─── Dataset excerpts ───
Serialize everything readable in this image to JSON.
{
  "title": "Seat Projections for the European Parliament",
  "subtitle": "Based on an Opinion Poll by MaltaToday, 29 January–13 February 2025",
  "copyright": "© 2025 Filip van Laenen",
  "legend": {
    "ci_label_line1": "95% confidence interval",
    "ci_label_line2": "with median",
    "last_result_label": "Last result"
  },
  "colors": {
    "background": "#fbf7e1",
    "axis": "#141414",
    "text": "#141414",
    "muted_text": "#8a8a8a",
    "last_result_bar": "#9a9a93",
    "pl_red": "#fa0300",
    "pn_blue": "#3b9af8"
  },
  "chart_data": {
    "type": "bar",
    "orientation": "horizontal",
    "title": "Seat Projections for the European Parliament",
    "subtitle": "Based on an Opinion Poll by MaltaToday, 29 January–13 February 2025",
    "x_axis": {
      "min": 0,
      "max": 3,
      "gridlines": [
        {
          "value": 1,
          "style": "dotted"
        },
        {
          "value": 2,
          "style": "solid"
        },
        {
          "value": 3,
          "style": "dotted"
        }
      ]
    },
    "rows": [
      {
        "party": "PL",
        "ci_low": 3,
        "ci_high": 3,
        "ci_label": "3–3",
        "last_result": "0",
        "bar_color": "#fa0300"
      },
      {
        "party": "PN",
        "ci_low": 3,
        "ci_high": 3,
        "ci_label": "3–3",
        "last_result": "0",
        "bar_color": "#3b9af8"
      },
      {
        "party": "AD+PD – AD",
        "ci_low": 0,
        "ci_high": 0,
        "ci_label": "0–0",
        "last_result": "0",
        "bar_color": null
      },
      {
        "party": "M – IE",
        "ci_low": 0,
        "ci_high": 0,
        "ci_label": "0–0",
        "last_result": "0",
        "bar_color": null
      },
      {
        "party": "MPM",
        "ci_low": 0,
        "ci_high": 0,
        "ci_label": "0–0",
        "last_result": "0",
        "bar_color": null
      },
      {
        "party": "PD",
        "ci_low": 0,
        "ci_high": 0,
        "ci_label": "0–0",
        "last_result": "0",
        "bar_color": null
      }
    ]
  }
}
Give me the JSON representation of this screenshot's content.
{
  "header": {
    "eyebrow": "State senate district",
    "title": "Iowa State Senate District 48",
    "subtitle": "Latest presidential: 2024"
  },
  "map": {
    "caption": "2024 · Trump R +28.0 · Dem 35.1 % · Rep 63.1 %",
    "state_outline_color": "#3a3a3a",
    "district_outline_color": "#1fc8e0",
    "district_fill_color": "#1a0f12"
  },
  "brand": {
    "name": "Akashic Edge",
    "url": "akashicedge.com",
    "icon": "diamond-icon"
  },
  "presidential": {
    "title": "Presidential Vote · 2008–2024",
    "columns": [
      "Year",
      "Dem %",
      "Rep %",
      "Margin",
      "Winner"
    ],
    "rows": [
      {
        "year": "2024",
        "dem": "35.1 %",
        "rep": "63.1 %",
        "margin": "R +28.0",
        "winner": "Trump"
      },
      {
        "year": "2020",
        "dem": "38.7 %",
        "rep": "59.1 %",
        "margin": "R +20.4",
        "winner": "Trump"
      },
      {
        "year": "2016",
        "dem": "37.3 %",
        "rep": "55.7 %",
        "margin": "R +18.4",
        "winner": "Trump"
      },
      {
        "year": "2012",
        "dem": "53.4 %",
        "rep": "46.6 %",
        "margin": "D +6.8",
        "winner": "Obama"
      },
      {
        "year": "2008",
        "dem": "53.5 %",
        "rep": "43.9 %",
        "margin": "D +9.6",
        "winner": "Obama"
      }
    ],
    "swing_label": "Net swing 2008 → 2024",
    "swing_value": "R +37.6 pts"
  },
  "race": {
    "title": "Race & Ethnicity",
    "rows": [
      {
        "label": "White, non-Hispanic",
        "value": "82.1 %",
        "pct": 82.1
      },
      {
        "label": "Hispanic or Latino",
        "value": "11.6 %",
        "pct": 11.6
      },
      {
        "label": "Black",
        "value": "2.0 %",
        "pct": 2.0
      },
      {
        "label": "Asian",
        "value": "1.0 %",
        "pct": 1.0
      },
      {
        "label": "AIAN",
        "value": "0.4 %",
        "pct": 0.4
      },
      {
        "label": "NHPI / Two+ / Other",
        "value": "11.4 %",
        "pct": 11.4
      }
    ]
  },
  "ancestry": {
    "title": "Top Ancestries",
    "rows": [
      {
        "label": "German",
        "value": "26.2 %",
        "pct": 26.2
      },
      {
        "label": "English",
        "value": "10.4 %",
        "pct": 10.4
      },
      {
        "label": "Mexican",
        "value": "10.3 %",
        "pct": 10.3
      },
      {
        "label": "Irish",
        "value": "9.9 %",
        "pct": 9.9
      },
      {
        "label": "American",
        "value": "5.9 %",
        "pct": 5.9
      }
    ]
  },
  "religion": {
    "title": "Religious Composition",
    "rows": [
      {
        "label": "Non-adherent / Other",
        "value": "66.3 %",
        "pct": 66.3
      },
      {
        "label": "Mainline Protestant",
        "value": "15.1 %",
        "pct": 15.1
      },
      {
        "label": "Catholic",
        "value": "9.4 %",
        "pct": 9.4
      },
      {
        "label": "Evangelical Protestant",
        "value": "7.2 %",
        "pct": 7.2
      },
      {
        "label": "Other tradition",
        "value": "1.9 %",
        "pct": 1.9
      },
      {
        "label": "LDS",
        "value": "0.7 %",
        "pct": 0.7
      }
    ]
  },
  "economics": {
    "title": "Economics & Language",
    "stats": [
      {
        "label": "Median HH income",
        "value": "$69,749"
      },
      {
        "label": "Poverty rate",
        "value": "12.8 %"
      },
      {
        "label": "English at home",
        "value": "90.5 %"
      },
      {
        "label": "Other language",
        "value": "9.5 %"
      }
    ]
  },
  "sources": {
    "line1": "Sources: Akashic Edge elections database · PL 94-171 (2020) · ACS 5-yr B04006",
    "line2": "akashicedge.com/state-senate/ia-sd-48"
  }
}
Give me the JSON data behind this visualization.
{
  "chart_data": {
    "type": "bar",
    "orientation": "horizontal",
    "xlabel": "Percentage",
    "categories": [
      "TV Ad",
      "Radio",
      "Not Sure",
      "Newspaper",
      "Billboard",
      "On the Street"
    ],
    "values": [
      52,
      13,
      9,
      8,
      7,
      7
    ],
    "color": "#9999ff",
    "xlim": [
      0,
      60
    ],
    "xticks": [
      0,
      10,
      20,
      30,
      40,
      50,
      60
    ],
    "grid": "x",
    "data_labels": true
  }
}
───
Copy every line of the records word for word.

◆ **Result**
Serialize everything readable in this image to JSON.
{
  "title": "Seat Projections for the European Parliament",
  "subtitle": "Based on an Opinion Poll by MaltaToday, 29 January–13 February 2025",
  "copyright": "© 2025 Filip van Laenen",
  "legend": {
    "ci_label_line1": "95% confidence interval",
    "ci_label_line2": "with median",
    "last_result_label": "Last result"
  },
  "colors": {
    "background": "#fbf7e1",
    "axis": "#141414",
    "text": "#141414",
    "muted_text": "#8a8a8a",
    "last_result_bar": "#9a9a93",
    "pl_red": "#fa0300",
    "pn_blue": "#3b9af8"
  },
  "chart_data": {
    "type": "bar",
    "orientation": "horizontal",
    "title": "Seat Projections for the European Parliament",
    "subtitle": "Based on an Opinion Poll by MaltaToday, 29 January–13 February 2025",
    "x_axis": {
      "min": 0,
      "max": 3,
      "gridlines": [
        {
          "value": 1,
          "style": "dotted"
        },
        {
          "value": 2,
          "style": "solid"
        },
        {
          "value": 3,
          "style": "dotted"
        }
      ]
    },
    "rows": [
      {
        "party": "PL",
        "ci_low": 3,
        "ci_high": 3,
        "ci_label": "3–3",
        "last_result": "0",
        "bar_color": "#fa0300"
      },
      {
        "party": "PN",
        "ci_low": 3,
        "ci_high": 3,
        "ci_label": "3–3",
        "last_result": "0",
        "bar_color": "#3b9af8"
      },
      {
        "party": "AD+PD – AD",
        "ci_low": 0,
        "ci_high": 0,
        "ci_label": "0–0",
        "last_result": "0",
        "bar_color": null
      },
      {
        "party": "M – IE",
        "ci_low": 0,
        "ci_high": 0,
        "ci_label": "0–0",
        "last_result": "0",
        "bar_color": null
      },
      {
        "party": "MPM",
        "ci_low": 0,
        "ci_high": 0,
        "ci_label": "0–0",
        "last_result": "0",
        "bar_color": null
      },
      {
        "party": "PD",
        "ci_low": 0,
        "ci_high": 0,
        "ci_label": "0–0",
        "last_result": "0",
        "bar_color": null
      }
    ]
  }
}
Give me the JSON representation of this screenshot's content.
{
  "header": {
    "eyebrow": "State senate district",
    "title": "Iowa State Senate District 48",
    "subtitle": "Latest presidential: 2024"
  },
  "map": {
    "caption": "2024 · Trump R +28.0 · Dem 35.1 % · Rep 63.1 %",
    "state_outline_color": "#3a3a3a",
    "district_outline_color": "#1fc8e0",
    "district_fill_color": "#1a0f12"
  },
  "brand": {
    "name": "Akashic Edge",
    "url": "akashicedge.com",
    "icon": "diamond-icon"
  },
  "presidential": {
    "title": "Presidential Vote · 2008–2024",
    "columns": [
      "Year",
      "Dem %",
      "Rep %",
      "Margin",
      "Winner"
    ],
    "rows": [
      {
        "year": "2024",
        "dem": "35.1 %",
        "rep": "63.1 %",
        "margin": "R +28.0",
        "winner": "Trump"
      },
      {
        "year": "2020",
        "dem": "38.7 %",
        "rep": "59.1 %",
        "margin": "R +20.4",
        "winner": "Trump"
      },
      {
        "year": "2016",
        "dem": "37.3 %",
        "rep": "55.7 %",
        "margin": "R +18.4",
        "winner": "Trump"
      },
      {
        "year": "2012",
        "dem": "53.4 %",
        "rep": "46.6 %",
        "margin": "D +6.8",
        "winner": "Obama"
      },
      {
        "year": "2008",
        "dem": "53.5 %",
        "rep": "43.9 %",
        "margin": "D +9.6",
        "winner": "Obama"
      }
    ],
    "swing_label": "Net swing 2008 → 2024",
    "swing_value": "R +37.6 pts"
  },
  "race": {
    "title": "Race & Ethnicity",
    "rows": [
      {
        "label": "White, non-Hispanic",
        "value": "82.1 %",
        "pct": 82.1
      },
      {
        "label": "Hispanic or Latino",
        "value": "11.6 %",
        "pct": 11.6
      },
      {
        "label": "Black",
        "value": "2.0 %",
        "pct": 2.0
      },
      {
        "label": "Asian",
        "value": "1.0 %",
        "pct": 1.0
      },
      {
        "label": "AIAN",
        "value": "0.4 %",
        "pct": 0.4
      },
      {
        "label": "NHPI / Two+ / Other",
        "value": "11.4 %",
        "pct": 11.4
      }
    ]
  },
  "ancestry": {
    "title": "Top Ancestries",
    "rows": [
      {
        "label": "German",
        "value": "26.2 %",
        "pct": 26.2
      },
      {
        "label": "English",
        "value": "10.4 %",
        "pct": 10.4
      },
      {
        "label": "Mexican",
        "value": "10.3 %",
        "pct": 10.3
      },
      {
        "label": "Irish",
        "value": "9.9 %",
        "pct": 9.9
      },
      {
        "label": "American",
        "value": "5.9 %",
        "pct": 5.9
      }
    ]
  },
  "religion": {
    "title": "Religious Composition",
    "rows": [
      {
        "label": "Non-adherent / Other",
        "value": "66.3 %",
        "pct": 66.3
      },
      {
        "label": "Mainline Protestant",
        "value": "15.1 %",
        "pct": 15.1
      },
      {
        "label": "Catholic",
        "value": "9.4 %",
        "pct": 9.4
      },
      {
        "label": "Evangelical Protestant",
        "value": "7.2 %",
        "pct": 7.2
      },
      {
        "label": "Other tradition",
        "value": "1.9 %",
        "pct": 1.9
      },
      {
        "label": "LDS",
        "value": "0.7 %",
        "pct": 0.7
      }
    ]
  },
  "economics": {
    "title": "Economics & Language",
    "stats": [
      {
        "label": "Median HH income",
        "value": "$69,749"
      },
      {
        "label": "Poverty rate",
        "value": "12.8 %"
      },
      {
        "label": "English at home",
        "value": "90.5 %"
      },
      {
        "label": "Other language",
        "value": "9.5 %"
      }
    ]
  },
  "sources": {
    "line1": "Sources: Akashic Edge elections database · PL 94-171 (2020) · ACS 5-yr B04006",
    "line2": "akashicedge.com/state-senate/ia-sd-48"
  }
}
Give me the JSON data behind this visualization.
{
  "chart_data": {
    "type": "bar",
    "orientation": "horizontal",
    "xlabel": "Percentage",
    "categories": [
      "TV Ad",
      "Radio",
      "Not Sure",
      "Newspaper",
      "Billboard",
      "On the Street"
    ],
    "values": [
      52,
      13,
      9,
      8,
      7,
      7
    ],
    "color": "#9999ff",
    "xlim": [
      0,
      60
    ],
    "xticks": [
      0,
      10,
      20,
      30,
      40,
      50,
      60
    ],
    "grid": "x",
    "data_labels": true
  }
}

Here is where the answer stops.